- _What you are asked to do_
Only the number is wanted: count the lines in the data with "this" in them.
--- Source data ---
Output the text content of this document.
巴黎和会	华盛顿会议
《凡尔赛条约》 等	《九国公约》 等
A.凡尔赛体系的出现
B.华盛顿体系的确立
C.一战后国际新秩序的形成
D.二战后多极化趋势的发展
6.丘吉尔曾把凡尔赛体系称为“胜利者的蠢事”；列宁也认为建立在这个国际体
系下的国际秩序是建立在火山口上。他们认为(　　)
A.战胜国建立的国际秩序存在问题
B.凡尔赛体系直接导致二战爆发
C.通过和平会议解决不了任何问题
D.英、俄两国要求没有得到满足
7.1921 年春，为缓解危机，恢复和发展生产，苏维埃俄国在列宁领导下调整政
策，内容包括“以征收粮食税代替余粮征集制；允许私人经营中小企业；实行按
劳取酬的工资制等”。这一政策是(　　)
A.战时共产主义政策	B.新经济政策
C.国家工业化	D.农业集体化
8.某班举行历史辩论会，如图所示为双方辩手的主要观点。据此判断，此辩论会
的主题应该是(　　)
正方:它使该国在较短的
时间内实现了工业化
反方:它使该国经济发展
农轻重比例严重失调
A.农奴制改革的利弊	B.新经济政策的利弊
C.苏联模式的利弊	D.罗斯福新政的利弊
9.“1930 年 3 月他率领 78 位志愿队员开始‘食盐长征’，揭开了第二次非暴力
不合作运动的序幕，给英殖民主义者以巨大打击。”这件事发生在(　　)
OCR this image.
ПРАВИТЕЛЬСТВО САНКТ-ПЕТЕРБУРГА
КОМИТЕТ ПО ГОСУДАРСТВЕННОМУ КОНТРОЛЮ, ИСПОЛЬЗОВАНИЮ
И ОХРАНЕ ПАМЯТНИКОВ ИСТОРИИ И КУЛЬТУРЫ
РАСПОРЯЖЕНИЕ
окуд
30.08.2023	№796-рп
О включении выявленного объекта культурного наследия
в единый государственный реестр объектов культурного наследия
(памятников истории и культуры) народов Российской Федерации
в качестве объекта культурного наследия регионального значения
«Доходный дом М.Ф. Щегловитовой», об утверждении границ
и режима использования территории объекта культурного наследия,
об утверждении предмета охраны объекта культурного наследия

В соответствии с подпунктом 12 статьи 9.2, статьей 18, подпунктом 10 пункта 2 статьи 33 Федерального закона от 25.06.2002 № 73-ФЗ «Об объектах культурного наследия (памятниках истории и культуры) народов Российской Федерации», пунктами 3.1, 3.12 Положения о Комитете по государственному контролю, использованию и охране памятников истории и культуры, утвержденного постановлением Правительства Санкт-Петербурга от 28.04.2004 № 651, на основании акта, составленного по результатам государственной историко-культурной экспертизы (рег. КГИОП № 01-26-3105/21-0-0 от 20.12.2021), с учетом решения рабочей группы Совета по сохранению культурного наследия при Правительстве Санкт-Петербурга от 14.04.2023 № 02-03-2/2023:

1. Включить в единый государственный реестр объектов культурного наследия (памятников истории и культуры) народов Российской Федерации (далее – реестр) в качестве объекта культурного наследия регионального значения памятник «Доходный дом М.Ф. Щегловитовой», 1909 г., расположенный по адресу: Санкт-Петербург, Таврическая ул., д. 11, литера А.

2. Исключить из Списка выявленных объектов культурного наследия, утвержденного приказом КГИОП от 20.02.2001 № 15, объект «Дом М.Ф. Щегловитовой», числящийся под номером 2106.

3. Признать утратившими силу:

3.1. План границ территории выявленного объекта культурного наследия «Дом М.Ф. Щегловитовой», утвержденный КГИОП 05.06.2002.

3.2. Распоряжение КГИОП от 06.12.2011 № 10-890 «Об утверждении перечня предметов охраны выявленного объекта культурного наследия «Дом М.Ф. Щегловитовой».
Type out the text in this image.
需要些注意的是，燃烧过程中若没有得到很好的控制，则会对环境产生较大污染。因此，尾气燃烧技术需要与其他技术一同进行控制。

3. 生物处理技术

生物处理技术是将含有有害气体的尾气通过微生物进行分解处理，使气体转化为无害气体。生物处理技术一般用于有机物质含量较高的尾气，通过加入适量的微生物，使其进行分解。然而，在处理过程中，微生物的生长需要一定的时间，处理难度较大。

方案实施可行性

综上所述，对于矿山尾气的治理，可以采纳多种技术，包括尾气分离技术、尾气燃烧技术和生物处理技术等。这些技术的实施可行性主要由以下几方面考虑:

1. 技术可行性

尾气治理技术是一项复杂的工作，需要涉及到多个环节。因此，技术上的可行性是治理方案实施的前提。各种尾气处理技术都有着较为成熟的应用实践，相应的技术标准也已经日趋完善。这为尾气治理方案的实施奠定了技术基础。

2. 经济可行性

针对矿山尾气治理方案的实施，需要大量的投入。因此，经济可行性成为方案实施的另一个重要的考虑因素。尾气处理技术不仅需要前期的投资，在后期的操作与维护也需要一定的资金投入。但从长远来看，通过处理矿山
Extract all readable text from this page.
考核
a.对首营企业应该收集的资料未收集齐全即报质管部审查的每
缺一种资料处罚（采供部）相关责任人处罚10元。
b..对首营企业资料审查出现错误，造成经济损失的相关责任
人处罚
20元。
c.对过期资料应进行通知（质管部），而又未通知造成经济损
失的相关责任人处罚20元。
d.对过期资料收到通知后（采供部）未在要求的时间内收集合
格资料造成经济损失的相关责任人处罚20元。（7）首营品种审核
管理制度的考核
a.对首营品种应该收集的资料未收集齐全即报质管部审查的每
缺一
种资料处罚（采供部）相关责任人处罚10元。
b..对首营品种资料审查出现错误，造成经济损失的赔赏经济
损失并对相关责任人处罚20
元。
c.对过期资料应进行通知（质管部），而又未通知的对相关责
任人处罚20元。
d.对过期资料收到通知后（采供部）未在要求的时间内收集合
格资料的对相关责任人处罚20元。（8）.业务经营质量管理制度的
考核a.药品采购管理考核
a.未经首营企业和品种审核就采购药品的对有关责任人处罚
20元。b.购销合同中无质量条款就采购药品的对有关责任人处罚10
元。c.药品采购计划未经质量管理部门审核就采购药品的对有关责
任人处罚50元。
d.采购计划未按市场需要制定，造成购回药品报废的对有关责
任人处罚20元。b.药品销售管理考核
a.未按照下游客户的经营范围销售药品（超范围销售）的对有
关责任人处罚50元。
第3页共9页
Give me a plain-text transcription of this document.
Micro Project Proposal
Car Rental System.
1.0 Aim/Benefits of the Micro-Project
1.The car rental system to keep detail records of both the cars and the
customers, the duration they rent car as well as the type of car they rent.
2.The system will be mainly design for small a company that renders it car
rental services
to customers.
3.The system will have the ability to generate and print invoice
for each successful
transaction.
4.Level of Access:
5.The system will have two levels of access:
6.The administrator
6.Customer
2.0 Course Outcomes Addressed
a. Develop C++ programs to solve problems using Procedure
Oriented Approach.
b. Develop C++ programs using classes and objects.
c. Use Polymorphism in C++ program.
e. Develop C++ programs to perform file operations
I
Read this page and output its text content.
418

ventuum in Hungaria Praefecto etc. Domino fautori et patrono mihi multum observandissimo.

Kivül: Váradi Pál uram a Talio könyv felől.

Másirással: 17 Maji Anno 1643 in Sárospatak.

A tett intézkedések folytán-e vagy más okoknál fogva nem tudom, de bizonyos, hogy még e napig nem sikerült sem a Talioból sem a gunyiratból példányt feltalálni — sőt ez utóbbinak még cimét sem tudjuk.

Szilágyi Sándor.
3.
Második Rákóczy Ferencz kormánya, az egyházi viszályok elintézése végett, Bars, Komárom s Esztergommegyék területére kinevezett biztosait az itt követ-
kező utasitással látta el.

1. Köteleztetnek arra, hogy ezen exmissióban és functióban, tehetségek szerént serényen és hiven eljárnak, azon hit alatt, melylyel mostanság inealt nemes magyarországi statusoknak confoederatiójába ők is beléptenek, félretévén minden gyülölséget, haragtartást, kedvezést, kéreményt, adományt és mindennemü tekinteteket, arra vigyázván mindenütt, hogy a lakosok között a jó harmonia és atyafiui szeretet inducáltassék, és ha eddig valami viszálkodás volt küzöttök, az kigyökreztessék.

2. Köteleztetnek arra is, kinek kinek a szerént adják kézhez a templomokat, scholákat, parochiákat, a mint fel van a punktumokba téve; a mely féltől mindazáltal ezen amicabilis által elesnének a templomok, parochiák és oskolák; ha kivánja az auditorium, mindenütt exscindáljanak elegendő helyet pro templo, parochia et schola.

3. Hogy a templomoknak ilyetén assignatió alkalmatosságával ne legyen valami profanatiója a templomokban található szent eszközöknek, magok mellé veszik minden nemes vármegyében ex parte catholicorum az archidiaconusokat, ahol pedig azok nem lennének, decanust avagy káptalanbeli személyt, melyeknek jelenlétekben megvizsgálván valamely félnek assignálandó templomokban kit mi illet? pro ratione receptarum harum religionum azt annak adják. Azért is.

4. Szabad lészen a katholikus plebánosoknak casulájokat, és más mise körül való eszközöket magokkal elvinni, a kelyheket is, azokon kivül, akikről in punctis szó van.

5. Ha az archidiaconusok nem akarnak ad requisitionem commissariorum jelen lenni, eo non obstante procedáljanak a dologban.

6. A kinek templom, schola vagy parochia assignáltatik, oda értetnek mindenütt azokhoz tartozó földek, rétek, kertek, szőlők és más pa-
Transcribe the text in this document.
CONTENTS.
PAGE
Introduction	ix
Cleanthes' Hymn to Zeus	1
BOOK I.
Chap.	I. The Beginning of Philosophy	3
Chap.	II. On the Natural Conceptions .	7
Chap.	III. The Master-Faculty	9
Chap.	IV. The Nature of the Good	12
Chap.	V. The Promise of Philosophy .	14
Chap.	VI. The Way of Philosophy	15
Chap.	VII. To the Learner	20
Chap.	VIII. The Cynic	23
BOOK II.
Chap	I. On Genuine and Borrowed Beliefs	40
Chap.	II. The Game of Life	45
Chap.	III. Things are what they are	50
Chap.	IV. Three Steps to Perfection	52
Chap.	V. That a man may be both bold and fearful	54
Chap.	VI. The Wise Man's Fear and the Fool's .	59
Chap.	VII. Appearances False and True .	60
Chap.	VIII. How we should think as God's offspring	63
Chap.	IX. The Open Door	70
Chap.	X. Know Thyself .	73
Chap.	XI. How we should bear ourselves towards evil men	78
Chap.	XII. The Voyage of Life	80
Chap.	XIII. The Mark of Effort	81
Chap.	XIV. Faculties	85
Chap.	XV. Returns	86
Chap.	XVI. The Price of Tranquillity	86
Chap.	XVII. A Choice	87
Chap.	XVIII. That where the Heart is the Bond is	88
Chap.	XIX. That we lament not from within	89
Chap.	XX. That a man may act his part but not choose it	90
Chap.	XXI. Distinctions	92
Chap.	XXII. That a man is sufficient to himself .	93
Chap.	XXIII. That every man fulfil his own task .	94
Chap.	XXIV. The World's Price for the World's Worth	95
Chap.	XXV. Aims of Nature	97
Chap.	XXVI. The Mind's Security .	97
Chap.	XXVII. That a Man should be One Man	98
---
- _Solution below_
7